• WRITTEN TASK A: According to the forum thread about uFiling and UIF, on what date was the uFiling upgrade scheduled to go live?

• SELECTED EXTRACT:

* BEGIN *

My personal opinion is that ufilling is purely enabling you to capture an employees detail on their DB, as to where you would have completed a form and they would have captured it.

Just as you capturing the employees detail in your payroll application - extract that data in an acceptable format and it can be imported into the UIF DB 

making sence?.

----------


## Dave A

Absolutely, Gabriel.

I've heard rumblings that SARS is going to make a payroll package available for businesses that essentially does it all. Calculates all the deductions and files your returns - all online. Some might see it as invasive, but personally I think it would be great!

----------


## duncan drennan

> I've heard rumblings that SARS is going to make a payroll package available for businesses that essentially does it all.


1 July AFAIK - at least for the EMP501 reconciliation. Here are some details.

----------


## Dave A

I see uFiling has updated their website and functionality. I got this email:




> Dear Valued Client,
> 
> 
> *  In our endeavor to continuously provide excellent service to employers, uFiling is being upgraded with new 
>   added functionality*
> 
>   Go-Live date has been scheduled for *14 September 2009.*
>   uFiling has received a complete revamp from information received from uFilers.
>   Key functionality includes the following; 
> ...


Unfortunately no sign of a link-up between the SARS eFiling system and the uFiling system yet when it comes to dealing with payments.

Damn irritating actually. I'd far rather be using uFiling to deal with my UIF returns.

----------


## Dave A

An update.

I decided to check what was going on with my uFiling account which I abandoned some time ago on the instructions of a uFiling agent because I pay via SARS on the EMP201 return.

Blow me down - all those returns that were marked _unpaid_ are now marked as _SARS payable_.

I phone uFiling to find out if that means what I think it does - and yes, they're matching it up with the EMP201 return. In fact, this uFiling agent says whoever told me *not* to use uFiling to submit the returns was *wrong!*

Frankly I'm rather bemused. Looks like I've got some work ahead of me cleaning up the data and submitting the outstanding returns  :Mad:

----------


## Blesh

Couldnt get through to the contact section for some reason. I am trying to get a letter stating something similar to the SARS tax clearance letter.

----------


## Dave A

> I am trying to get a letter stating something similar to the SARS tax clearance letter.


From the UIF department? You're not perhaps looking for a letter of good standing (which would be from workmans compensation).

----------


## Theuns.vanWyk

> An update.
> 
> I decided to check what was going on with my uFiling account which I abandoned some time ago on the instructions of a uFiling agent because I pay via SARS on the EMP201 return.
> 
> Blow me down - all those returns that were marked _unpaid_ are now marked as _SARS payable_.

* END *

• WRITTEN TASK B: Copy out the lines of the records below, from the first line of the records through the line that contains "- x-tick-label: -130: [273, 525, 307, 544]", including both.

• STORED RECORDS:
* BEGIN *

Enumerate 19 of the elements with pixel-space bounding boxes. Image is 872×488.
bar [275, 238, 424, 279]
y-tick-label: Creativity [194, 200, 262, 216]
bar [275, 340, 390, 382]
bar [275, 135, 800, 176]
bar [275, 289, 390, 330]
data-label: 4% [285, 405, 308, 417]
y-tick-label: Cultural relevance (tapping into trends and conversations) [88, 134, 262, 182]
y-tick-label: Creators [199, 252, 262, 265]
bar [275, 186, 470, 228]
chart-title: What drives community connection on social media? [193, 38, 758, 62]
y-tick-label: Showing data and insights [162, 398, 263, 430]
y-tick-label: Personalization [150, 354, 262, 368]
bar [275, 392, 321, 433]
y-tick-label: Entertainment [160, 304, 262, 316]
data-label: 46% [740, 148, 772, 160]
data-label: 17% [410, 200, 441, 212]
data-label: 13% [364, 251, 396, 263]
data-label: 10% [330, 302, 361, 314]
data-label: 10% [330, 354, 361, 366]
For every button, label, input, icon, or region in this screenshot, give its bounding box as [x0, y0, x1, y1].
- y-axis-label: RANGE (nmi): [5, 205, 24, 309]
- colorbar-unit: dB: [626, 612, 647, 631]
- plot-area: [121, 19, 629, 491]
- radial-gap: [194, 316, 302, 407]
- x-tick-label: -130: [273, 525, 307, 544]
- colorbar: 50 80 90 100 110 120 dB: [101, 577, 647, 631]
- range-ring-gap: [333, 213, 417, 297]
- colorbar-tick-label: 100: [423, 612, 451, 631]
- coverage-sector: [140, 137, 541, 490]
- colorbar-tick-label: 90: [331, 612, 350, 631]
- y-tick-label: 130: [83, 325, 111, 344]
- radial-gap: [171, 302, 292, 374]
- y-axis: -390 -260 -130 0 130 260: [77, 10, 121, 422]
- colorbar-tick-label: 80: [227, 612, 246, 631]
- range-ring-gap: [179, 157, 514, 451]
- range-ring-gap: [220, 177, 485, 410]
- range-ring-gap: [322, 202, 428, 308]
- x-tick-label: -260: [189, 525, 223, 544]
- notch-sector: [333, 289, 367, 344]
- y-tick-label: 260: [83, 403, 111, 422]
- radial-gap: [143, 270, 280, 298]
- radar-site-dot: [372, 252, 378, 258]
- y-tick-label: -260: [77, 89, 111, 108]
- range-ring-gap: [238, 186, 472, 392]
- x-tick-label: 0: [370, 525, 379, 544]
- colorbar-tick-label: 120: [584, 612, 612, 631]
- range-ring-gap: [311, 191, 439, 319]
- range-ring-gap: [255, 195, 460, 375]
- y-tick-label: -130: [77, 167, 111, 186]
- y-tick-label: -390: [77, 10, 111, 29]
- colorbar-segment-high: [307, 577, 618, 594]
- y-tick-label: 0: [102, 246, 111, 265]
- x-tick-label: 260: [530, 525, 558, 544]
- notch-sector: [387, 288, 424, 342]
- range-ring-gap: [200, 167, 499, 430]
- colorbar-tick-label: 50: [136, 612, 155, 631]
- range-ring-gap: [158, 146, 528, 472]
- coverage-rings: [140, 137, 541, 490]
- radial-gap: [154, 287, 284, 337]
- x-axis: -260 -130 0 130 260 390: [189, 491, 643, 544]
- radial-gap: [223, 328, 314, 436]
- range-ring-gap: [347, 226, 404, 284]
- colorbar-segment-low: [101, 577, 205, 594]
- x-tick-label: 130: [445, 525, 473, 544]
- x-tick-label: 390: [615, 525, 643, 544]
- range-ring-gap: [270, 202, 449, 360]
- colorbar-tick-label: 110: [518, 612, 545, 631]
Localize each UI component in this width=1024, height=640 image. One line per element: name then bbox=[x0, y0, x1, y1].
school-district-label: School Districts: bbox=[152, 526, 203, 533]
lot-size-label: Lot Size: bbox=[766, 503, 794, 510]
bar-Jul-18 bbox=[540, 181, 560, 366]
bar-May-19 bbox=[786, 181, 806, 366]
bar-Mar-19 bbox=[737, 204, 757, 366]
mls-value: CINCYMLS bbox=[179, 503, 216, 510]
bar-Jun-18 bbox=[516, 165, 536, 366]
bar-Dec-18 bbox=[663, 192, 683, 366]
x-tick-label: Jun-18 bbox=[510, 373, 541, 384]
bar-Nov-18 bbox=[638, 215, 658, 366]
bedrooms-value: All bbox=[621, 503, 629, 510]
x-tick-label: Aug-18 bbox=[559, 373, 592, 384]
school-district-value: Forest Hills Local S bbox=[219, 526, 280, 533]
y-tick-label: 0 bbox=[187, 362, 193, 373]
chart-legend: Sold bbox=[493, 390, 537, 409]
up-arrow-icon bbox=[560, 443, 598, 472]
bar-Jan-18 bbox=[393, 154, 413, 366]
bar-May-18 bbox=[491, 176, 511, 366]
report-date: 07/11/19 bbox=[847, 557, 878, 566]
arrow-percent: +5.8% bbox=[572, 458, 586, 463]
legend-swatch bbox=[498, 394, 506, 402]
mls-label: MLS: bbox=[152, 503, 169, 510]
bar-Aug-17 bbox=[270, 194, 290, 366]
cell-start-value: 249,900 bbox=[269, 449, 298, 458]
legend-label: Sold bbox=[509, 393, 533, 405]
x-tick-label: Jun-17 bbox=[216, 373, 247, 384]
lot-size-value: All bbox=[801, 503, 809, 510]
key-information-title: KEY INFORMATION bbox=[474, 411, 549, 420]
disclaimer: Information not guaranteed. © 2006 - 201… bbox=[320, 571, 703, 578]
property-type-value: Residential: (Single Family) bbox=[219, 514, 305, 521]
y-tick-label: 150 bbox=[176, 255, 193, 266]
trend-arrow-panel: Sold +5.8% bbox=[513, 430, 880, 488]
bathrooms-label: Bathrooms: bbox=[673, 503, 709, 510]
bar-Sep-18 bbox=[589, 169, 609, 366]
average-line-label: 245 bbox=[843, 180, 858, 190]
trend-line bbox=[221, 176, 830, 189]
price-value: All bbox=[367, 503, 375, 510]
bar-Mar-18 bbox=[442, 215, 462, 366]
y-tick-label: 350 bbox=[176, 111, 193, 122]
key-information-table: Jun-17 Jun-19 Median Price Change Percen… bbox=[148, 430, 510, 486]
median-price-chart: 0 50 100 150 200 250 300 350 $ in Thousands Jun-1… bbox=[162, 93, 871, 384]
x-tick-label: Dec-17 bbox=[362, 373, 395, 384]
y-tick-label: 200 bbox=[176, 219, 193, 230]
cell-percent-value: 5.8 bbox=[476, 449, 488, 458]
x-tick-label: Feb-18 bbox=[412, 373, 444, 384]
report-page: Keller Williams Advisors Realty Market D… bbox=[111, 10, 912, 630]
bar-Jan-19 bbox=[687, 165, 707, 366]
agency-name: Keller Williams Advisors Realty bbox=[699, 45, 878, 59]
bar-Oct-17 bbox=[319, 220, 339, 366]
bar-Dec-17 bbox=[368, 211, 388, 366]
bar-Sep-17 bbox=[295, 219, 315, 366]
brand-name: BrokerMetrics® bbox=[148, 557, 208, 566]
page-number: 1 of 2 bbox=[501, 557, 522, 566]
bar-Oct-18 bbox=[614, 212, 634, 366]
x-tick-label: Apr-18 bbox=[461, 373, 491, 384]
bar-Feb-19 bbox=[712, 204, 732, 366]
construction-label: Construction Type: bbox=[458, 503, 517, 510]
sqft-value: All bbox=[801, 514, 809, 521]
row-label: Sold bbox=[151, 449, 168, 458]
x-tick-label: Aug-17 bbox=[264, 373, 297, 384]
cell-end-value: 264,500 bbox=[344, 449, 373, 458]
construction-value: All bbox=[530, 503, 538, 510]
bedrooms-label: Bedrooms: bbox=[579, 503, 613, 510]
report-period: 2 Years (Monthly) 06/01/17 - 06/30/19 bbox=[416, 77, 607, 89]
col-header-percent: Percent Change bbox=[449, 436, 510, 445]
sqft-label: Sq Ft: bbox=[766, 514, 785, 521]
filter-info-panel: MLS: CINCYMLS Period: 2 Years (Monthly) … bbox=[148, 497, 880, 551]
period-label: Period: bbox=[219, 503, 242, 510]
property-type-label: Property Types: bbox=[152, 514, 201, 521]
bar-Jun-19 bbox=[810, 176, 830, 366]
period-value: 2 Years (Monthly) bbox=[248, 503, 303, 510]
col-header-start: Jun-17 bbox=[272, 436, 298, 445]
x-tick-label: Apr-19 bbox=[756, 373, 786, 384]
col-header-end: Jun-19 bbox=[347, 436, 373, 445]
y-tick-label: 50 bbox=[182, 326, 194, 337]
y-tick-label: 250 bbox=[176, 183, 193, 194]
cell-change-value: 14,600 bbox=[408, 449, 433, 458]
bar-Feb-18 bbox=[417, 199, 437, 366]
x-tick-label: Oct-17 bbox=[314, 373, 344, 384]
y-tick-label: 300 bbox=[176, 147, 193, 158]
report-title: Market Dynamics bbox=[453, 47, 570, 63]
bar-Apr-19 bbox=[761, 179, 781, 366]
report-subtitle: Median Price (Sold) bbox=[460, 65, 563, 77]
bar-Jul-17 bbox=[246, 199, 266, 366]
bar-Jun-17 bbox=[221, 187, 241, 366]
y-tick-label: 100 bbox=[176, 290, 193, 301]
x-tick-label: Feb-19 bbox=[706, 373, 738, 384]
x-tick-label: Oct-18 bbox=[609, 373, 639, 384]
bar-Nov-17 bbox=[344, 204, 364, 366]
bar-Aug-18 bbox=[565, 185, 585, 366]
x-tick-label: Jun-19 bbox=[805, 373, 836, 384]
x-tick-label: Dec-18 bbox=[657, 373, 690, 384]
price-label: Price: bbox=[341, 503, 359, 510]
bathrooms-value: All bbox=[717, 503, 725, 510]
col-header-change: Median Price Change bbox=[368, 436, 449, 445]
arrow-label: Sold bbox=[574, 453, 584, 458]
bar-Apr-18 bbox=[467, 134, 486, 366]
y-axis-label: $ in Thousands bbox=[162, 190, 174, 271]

* END *

• FULL SOLUTION A: 14 September 2009.

• FULL SOLUTION B:
Enumerate 19 of the elements with pixel-space bounding boxes. Image is 872×488.
bar [275, 238, 424, 279]
y-tick-label: Creativity [194, 200, 262, 216]
bar [275, 340, 390, 382]
bar [275, 135, 800, 176]
bar [275, 289, 390, 330]
data-label: 4% [285, 405, 308, 417]
y-tick-label: Cultural relevance (tapping into trends and conversations) [88, 134, 262, 182]
y-tick-label: Creators [199, 252, 262, 265]
bar [275, 186, 470, 228]
chart-title: What drives community connection on social media? [193, 38, 758, 62]
y-tick-label: Showing data and insights [162, 398, 263, 430]
y-tick-label: Personalization [150, 354, 262, 368]
bar [275, 392, 321, 433]
y-tick-label: Entertainment [160, 304, 262, 316]
data-label: 46% [740, 148, 772, 160]
data-label: 17% [410, 200, 441, 212]
data-label: 13% [364, 251, 396, 263]
data-label: 10% [330, 302, 361, 314]
data-label: 10% [330, 354, 361, 366]
For every button, label, input, icon, or region in this screenshot, give its bounding box as [x0, y0, x1, y1].
- y-axis-label: RANGE (nmi): [5, 205, 24, 309]
- colorbar-unit: dB: [626, 612, 647, 631]
- plot-area: [121, 19, 629, 491]
- radial-gap: [194, 316, 302, 407]
- x-tick-label: -130: [273, 525, 307, 544]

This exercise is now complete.